■ Stated exercise ■
Would you copy out the whole listing exactly as given?

-------- Recorded information

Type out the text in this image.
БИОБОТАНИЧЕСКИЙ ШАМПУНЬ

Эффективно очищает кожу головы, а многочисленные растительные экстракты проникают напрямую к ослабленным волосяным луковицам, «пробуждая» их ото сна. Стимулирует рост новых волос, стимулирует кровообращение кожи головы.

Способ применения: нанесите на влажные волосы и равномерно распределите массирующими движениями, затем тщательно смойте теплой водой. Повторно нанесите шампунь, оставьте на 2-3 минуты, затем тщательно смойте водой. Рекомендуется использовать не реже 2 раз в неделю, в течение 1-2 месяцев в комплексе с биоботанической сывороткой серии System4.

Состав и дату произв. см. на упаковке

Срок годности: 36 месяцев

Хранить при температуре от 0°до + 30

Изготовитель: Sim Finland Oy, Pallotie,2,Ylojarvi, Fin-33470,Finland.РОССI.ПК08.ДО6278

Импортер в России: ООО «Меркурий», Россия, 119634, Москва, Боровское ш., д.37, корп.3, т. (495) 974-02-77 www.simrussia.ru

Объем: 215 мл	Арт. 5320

----------------

■ Complete output ■
Type out the text in this image.
БИОБОТАНИЧЕСКИЙ ШАМПУНЬ

Эффективно очищает кожу головы, а многочисленные растительные экстракты проникают напрямую к ослабленным волосяным луковицам, «пробуждая» их ото сна. Стимулирует рост новых волос, стимулирует кровообращение кожи головы.

Способ применения: нанесите на влажные волосы и равномерно распределите массирующими движениями, затем тщательно смойте теплой водой. Повторно нанесите шампунь, оставьте на 2-3 минуты, затем тщательно смойте водой. Рекомендуется использовать не реже 2 раз в неделю, в течение 1-2 месяцев в комплексе с биоботанической сывороткой серии System4.

Состав и дату произв. см. на упаковке

Срок годности: 36 месяцев

Хранить при температуре от 0°до + 30

Изготовитель: Sim Finland Oy, Pallotie,2,Ylojarvi, Fin-33470,Finland.РОССI.ПК08.ДО6278

Импортер в России: ООО «Меркурий», Россия, 119634, Москва, Боровское ш., д.37, корп.3, т. (495) 974-02-77 www.simrussia.ru

Объем: 215 мл	Арт. 5320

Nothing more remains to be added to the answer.